-- start of Extracted material --

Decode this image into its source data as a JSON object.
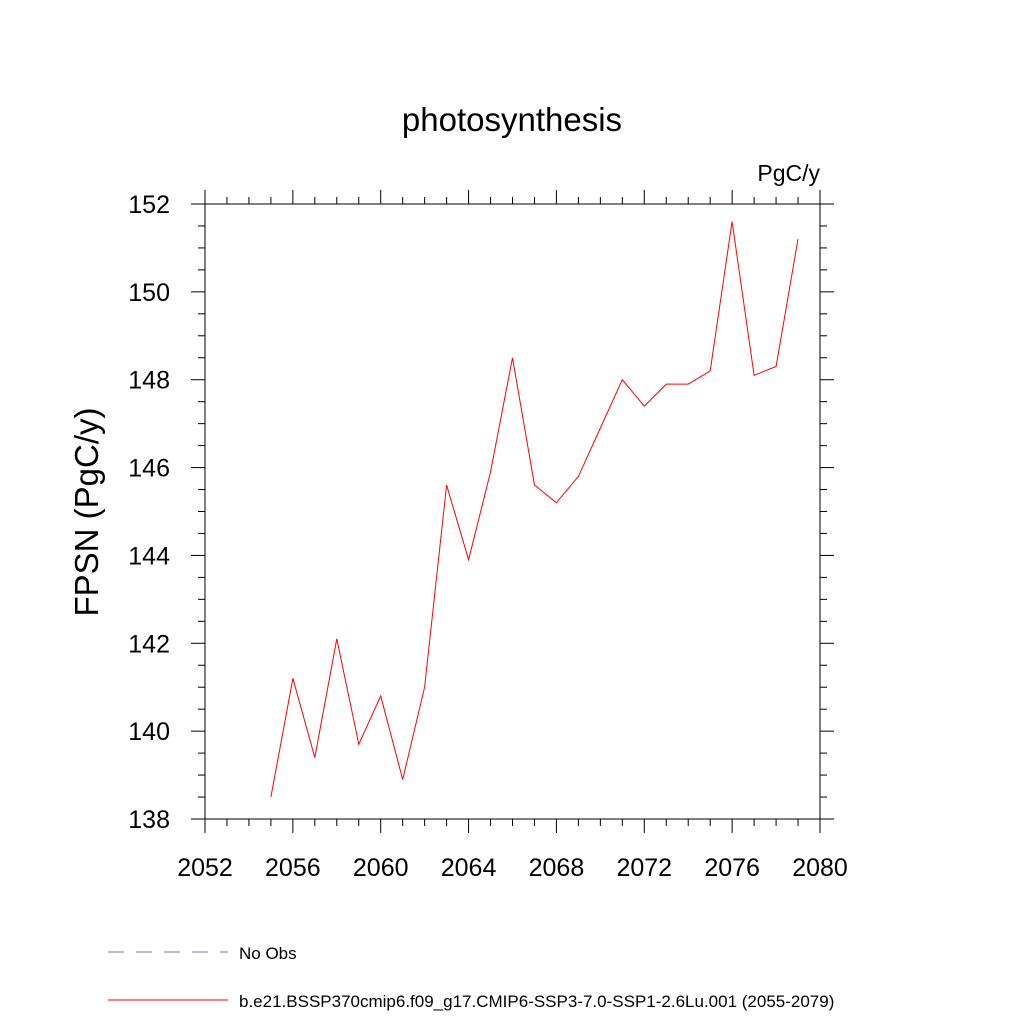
{
  "chart_data": {
    "type": "line",
    "title": "photosynthesis",
    "units_label": "PgC/y",
    "ylabel": "FPSN  (PgC/y)",
    "xlabel": "",
    "xlim": [
      2052,
      2080
    ],
    "ylim": [
      138,
      152
    ],
    "x_ticks": [
      2052,
      2056,
      2060,
      2064,
      2068,
      2072,
      2076,
      2080
    ],
    "y_ticks": [
      138,
      140,
      142,
      144,
      146,
      148,
      150,
      152
    ],
    "grid": false,
    "legend_position": "bottom",
    "series": [
      {
        "name": "b.e21.BSSP370cmip6.f09_g17.CMIP6-SSP3-7.0-SSP1-2.6Lu.001 (2055-2079)",
        "color": "#ff0000",
        "x": [
          2055,
          2056,
          2057,
          2058,
          2059,
          2060,
          2061,
          2062,
          2063,
          2064,
          2065,
          2066,
          2067,
          2068,
          2069,
          2070,
          2071,
          2072,
          2073,
          2074,
          2075,
          2076,
          2077,
          2078,
          2079
        ],
        "y": [
          138.5,
          141.2,
          139.4,
          142.1,
          139.7,
          140.8,
          138.9,
          141.0,
          145.6,
          143.9,
          145.9,
          148.5,
          145.6,
          145.2,
          145.8,
          146.9,
          148.0,
          147.4,
          147.9,
          147.9,
          148.2,
          151.6,
          148.1,
          148.3,
          151.2
        ]
      }
    ],
    "legend": [
      {
        "label": "No Obs",
        "color": "#7b68b0",
        "style": "dashed"
      },
      {
        "label": "b.e21.BSSP370cmip6.f09_g17.CMIP6-SSP3-7.0-SSP1-2.6Lu.001 (2055-2079)",
        "color": "#ff0000",
        "style": "solid"
      }
    ]
  }
}
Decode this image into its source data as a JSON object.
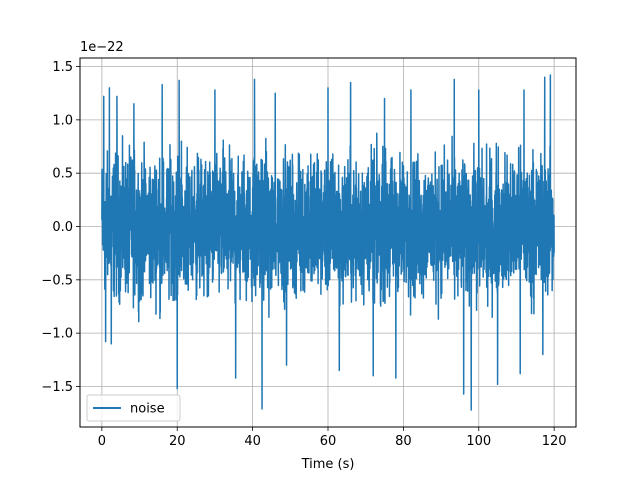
{
  "chart_data": {
    "type": "line",
    "title": "",
    "xlabel": "Time (s)",
    "ylabel": "",
    "y_scale_label": "1e−22",
    "xlim": [
      -5.8,
      125.8
    ],
    "ylim": [
      -1.88,
      1.58
    ],
    "xticks": [
      0,
      20,
      40,
      60,
      80,
      100,
      120
    ],
    "xtick_labels": [
      "0",
      "20",
      "40",
      "60",
      "80",
      "100",
      "120"
    ],
    "yticks": [
      -1.5,
      -1.0,
      -0.5,
      0.0,
      0.5,
      1.0,
      1.5
    ],
    "ytick_labels": [
      "−1.5",
      "−1.0",
      "−0.5",
      "0.0",
      "0.5",
      "1.0",
      "1.5"
    ],
    "grid": true,
    "legend_position": "lower-left",
    "series": [
      {
        "name": "noise",
        "color": "#1f77b4",
        "x_range": [
          0,
          120
        ],
        "typical_envelope": [
          -0.9,
          1.0
        ],
        "peaks": [
          {
            "x": 0.5,
            "y": 1.22
          },
          {
            "x": 2,
            "y": 1.3
          },
          {
            "x": 4,
            "y": 1.22
          },
          {
            "x": 8.5,
            "y": 1.15
          },
          {
            "x": 16,
            "y": 1.33
          },
          {
            "x": 20.5,
            "y": 1.37
          },
          {
            "x": 30,
            "y": 1.28
          },
          {
            "x": 40.5,
            "y": 1.38
          },
          {
            "x": 46,
            "y": 1.25
          },
          {
            "x": 60,
            "y": 1.3
          },
          {
            "x": 66,
            "y": 1.35
          },
          {
            "x": 75,
            "y": 1.2
          },
          {
            "x": 82,
            "y": 1.28
          },
          {
            "x": 93.5,
            "y": 1.38
          },
          {
            "x": 100,
            "y": 1.28
          },
          {
            "x": 112,
            "y": 1.28
          },
          {
            "x": 117.5,
            "y": 1.4
          },
          {
            "x": 119,
            "y": 1.42
          }
        ],
        "troughs": [
          {
            "x": 1,
            "y": -1.08
          },
          {
            "x": 2.5,
            "y": -1.1
          },
          {
            "x": 20,
            "y": -1.52
          },
          {
            "x": 35.5,
            "y": -1.42
          },
          {
            "x": 42.5,
            "y": -1.71
          },
          {
            "x": 49,
            "y": -1.3
          },
          {
            "x": 63,
            "y": -1.35
          },
          {
            "x": 72,
            "y": -1.4
          },
          {
            "x": 78,
            "y": -1.42
          },
          {
            "x": 96,
            "y": -1.57
          },
          {
            "x": 98,
            "y": -1.72
          },
          {
            "x": 105,
            "y": -1.48
          },
          {
            "x": 111,
            "y": -1.38
          },
          {
            "x": 117,
            "y": -1.2
          }
        ]
      }
    ]
  }
}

-- end of Extracted material --

◆ To be done
Take the listing above and print it exactly, apart from the pictures.

◆ Response to the exercise
Decode this image into its source data as a JSON object.
{
  "chart_data": {
    "type": "line",
    "title": "photosynthesis",
    "units_label": "PgC/y",
    "ylabel": "FPSN  (PgC/y)",
    "xlabel": "",
    "xlim": [
      2052,
      2080
    ],
    "ylim": [
      138,
      152
    ],
    "x_ticks": [
      2052,
      2056,
      2060,
      2064,
      2068,
      2072,
      2076,
      2080
    ],
    "y_ticks": [
      138,
      140,
      142,
      144,
      146,
      148,
      150,
      152
    ],
    "grid": false,
    "legend_position": "bottom",
    "series": [
      {
        "name": "b.e21.BSSP370cmip6.f09_g17.CMIP6-SSP3-7.0-SSP1-2.6Lu.001 (2055-2079)",
        "color": "#ff0000",
        "x": [
          2055,
          2056,
          2057,
          2058,
          2059,
          2060,
          2061,
          2062,
          2063,
          2064,
          2065,
          2066,
          2067,
          2068,
          2069,
          2070,
          2071,
          2072,
          2073,
          2074,
          2075,
          2076,
          2077,
          2078,
          2079
        ],
        "y": [
          138.5,
          141.2,
          139.4,
          142.1,
          139.7,
          140.8,
          138.9,
          141.0,
          145.6,
          143.9,
          145.9,
          148.5,
          145.6,
          145.2,
          145.8,
          146.9,
          148.0,
          147.4,
          147.9,
          147.9,
          148.2,
          151.6,
          148.1,
          148.3,
          151.2
        ]
      }
    ],
    "legend": [
      {
        "label": "No Obs",
        "color": "#7b68b0",
        "style": "dashed"
      },
      {
        "label": "b.e21.BSSP370cmip6.f09_g17.CMIP6-SSP3-7.0-SSP1-2.6Lu.001 (2055-2079)",
        "color": "#ff0000",
        "style": "solid"
      }
    ]
  }
}
Decode this image into its source data as a JSON object.
{
  "chart_data": {
    "type": "line",
    "title": "",
    "xlabel": "Time (s)",
    "ylabel": "",
    "y_scale_label": "1e−22",
    "xlim": [
      -5.8,
      125.8
    ],
    "ylim": [
      -1.88,
      1.58
    ],
    "xticks": [
      0,
      20,
      40,
      60,
      80,
      100,
      120
    ],
    "xtick_labels": [
      "0",
      "20",
      "40",
      "60",
      "80",
      "100",
      "120"
    ],
    "yticks": [
      -1.5,
      -1.0,
      -0.5,
      0.0,
      0.5,
      1.0,
      1.5
    ],
    "ytick_labels": [
      "−1.5",
      "−1.0",
      "−0.5",
      "0.0",
      "0.5",
      "1.0",
      "1.5"
    ],
    "grid": true,
    "legend_position": "lower-left",
    "series": [
      {
        "name": "noise",
        "color": "#1f77b4",
        "x_range": [
          0,
          120
        ],
        "typical_envelope": [
          -0.9,
          1.0
        ],
        "peaks": [
          {
            "x": 0.5,
            "y": 1.22
          },
          {
            "x": 2,
            "y": 1.3
          },
          {
            "x": 4,
            "y": 1.22
          },
          {
            "x": 8.5,
            "y": 1.15
          },
          {
            "x": 16,
            "y": 1.33
          },
          {
            "x": 20.5,
            "y": 1.37
          },
          {
            "x": 30,
            "y": 1.28
          },
          {
            "x": 40.5,
            "y": 1.38
          },
          {
            "x": 46,
            "y": 1.25
          },
          {
            "x": 60,
            "y": 1.3
          },
          {
            "x": 66,
            "y": 1.35
          },
          {
            "x": 75,
            "y": 1.2
          },
          {
            "x": 82,
            "y": 1.28
          },
          {
            "x": 93.5,
            "y": 1.38
          },
          {
            "x": 100,
            "y": 1.28
          },
          {
            "x": 112,
            "y": 1.28
          },
          {
            "x": 117.5,
            "y": 1.4
          },
          {
            "x": 119,
            "y": 1.42
          }
        ],
        "troughs": [
          {
            "x": 1,
            "y": -1.08
          },
          {
            "x": 2.5,
            "y": -1.1
          },
          {
            "x": 20,
            "y": -1.52
          },
          {
            "x": 35.5,
            "y": -1.42
          },
          {
            "x": 42.5,
            "y": -1.71
          },
          {
            "x": 49,
            "y": -1.3
          },
          {
            "x": 63,
            "y": -1.35
          },
          {
            "x": 72,
            "y": -1.4
          },
          {
            "x": 78,
            "y": -1.42
          },
          {
            "x": 96,
            "y": -1.57
          },
          {
            "x": 98,
            "y": -1.72
          },
          {
            "x": 105,
            "y": -1.48
          },
          {
            "x": 111,
            "y": -1.38
          },
          {
            "x": 117,
            "y": -1.2
          }
        ]
      }
    ]
  }
}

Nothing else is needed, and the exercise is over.